Your objective:
Every record below should be printed exactly as it appears.

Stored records
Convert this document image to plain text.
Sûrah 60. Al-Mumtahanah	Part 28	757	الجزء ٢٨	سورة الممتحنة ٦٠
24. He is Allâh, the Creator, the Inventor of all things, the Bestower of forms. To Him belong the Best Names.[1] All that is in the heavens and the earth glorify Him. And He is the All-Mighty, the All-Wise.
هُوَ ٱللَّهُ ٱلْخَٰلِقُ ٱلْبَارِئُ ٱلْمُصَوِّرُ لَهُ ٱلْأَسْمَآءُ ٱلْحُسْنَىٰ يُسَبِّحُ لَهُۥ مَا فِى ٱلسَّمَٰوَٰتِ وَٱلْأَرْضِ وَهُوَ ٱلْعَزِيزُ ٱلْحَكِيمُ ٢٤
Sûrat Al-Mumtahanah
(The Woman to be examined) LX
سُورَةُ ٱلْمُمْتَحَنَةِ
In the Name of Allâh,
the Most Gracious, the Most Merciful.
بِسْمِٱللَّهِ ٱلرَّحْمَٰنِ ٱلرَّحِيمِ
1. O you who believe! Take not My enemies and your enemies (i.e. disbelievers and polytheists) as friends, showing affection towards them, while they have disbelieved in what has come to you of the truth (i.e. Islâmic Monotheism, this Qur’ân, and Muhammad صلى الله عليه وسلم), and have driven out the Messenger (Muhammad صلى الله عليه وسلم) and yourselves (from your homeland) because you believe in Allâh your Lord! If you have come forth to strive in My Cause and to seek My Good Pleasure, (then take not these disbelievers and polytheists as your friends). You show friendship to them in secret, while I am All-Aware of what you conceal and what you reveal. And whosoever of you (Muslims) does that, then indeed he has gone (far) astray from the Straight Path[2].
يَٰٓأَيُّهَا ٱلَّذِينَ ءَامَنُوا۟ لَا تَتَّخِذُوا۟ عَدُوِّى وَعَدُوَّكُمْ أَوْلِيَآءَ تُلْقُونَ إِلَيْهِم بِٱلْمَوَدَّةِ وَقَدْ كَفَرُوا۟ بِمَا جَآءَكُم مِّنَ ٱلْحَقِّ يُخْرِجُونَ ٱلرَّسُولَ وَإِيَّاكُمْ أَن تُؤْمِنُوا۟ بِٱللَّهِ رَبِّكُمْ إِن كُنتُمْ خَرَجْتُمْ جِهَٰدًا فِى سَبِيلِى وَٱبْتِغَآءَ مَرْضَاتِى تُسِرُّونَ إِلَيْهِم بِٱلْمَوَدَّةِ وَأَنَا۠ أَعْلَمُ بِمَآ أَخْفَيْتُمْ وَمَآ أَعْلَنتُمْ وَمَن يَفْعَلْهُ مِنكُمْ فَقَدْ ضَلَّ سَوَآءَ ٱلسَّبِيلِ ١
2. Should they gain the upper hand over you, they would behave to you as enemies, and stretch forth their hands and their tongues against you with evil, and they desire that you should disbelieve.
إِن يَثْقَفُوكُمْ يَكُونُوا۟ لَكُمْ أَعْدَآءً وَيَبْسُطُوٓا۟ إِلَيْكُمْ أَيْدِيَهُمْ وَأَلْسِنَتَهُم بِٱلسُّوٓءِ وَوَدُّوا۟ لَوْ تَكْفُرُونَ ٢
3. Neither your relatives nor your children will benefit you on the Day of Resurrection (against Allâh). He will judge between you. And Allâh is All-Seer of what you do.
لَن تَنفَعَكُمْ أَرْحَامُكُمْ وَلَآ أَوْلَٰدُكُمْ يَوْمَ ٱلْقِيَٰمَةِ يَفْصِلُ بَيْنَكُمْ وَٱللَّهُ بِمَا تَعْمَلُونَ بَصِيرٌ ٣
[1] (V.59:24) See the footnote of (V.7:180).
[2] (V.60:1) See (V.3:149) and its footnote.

Answer to the problem:
Convert this document image to plain text.
Sûrah 60. Al-Mumtahanah	Part 28	757	الجزء ٢٨	سورة الممتحنة ٦٠
24. He is Allâh, the Creator, the Inventor of all things, the Bestower of forms. To Him belong the Best Names.[1] All that is in the heavens and the earth glorify Him. And He is the All-Mighty, the All-Wise.
هُوَ ٱللَّهُ ٱلْخَٰلِقُ ٱلْبَارِئُ ٱلْمُصَوِّرُ لَهُ ٱلْأَسْمَآءُ ٱلْحُسْنَىٰ يُسَبِّحُ لَهُۥ مَا فِى ٱلسَّمَٰوَٰتِ وَٱلْأَرْضِ وَهُوَ ٱلْعَزِيزُ ٱلْحَكِيمُ ٢٤
Sûrat Al-Mumtahanah
(The Woman to be examined) LX
سُورَةُ ٱلْمُمْتَحَنَةِ
In the Name of Allâh,
the Most Gracious, the Most Merciful.
بِسْمِٱللَّهِ ٱلرَّحْمَٰنِ ٱلرَّحِيمِ
1. O you who believe! Take not My enemies and your enemies (i.e. disbelievers and polytheists) as friends, showing affection towards them, while they have disbelieved in what has come to you of the truth (i.e. Islâmic Monotheism, this Qur’ân, and Muhammad صلى الله عليه وسلم), and have driven out the Messenger (Muhammad صلى الله عليه وسلم) and yourselves (from your homeland) because you believe in Allâh your Lord! If you have come forth to strive in My Cause and to seek My Good Pleasure, (then take not these disbelievers and polytheists as your friends). You show friendship to them in secret, while I am All-Aware of what you conceal and what you reveal. And whosoever of you (Muslims) does that, then indeed he has gone (far) astray from the Straight Path[2].
يَٰٓأَيُّهَا ٱلَّذِينَ ءَامَنُوا۟ لَا تَتَّخِذُوا۟ عَدُوِّى وَعَدُوَّكُمْ أَوْلِيَآءَ تُلْقُونَ إِلَيْهِم بِٱلْمَوَدَّةِ وَقَدْ كَفَرُوا۟ بِمَا جَآءَكُم مِّنَ ٱلْحَقِّ يُخْرِجُونَ ٱلرَّسُولَ وَإِيَّاكُمْ أَن تُؤْمِنُوا۟ بِٱللَّهِ رَبِّكُمْ إِن كُنتُمْ خَرَجْتُمْ جِهَٰدًا فِى سَبِيلِى وَٱبْتِغَآءَ مَرْضَاتِى تُسِرُّونَ إِلَيْهِم بِٱلْمَوَدَّةِ وَأَنَا۠ أَعْلَمُ بِمَآ أَخْفَيْتُمْ وَمَآ أَعْلَنتُمْ وَمَن يَفْعَلْهُ مِنكُمْ فَقَدْ ضَلَّ سَوَآءَ ٱلسَّبِيلِ ١
2. Should they gain the upper hand over you, they would behave to you as enemies, and stretch forth their hands and their tongues against you with evil, and they desire that you should disbelieve.
إِن يَثْقَفُوكُمْ يَكُونُوا۟ لَكُمْ أَعْدَآءً وَيَبْسُطُوٓا۟ إِلَيْكُمْ أَيْدِيَهُمْ وَأَلْسِنَتَهُم بِٱلسُّوٓءِ وَوَدُّوا۟ لَوْ تَكْفُرُونَ ٢
3. Neither your relatives nor your children will benefit you on the Day of Resurrection (against Allâh). He will judge between you. And Allâh is All-Seer of what you do.
لَن تَنفَعَكُمْ أَرْحَامُكُمْ وَلَآ أَوْلَٰدُكُمْ يَوْمَ ٱلْقِيَٰمَةِ يَفْصِلُ بَيْنَكُمْ وَٱللَّهُ بِمَا تَعْمَلُونَ بَصِيرٌ ٣
[1] (V.59:24) See the footnote of (V.7:180).
[2] (V.60:1) See (V.3:149) and its footnote.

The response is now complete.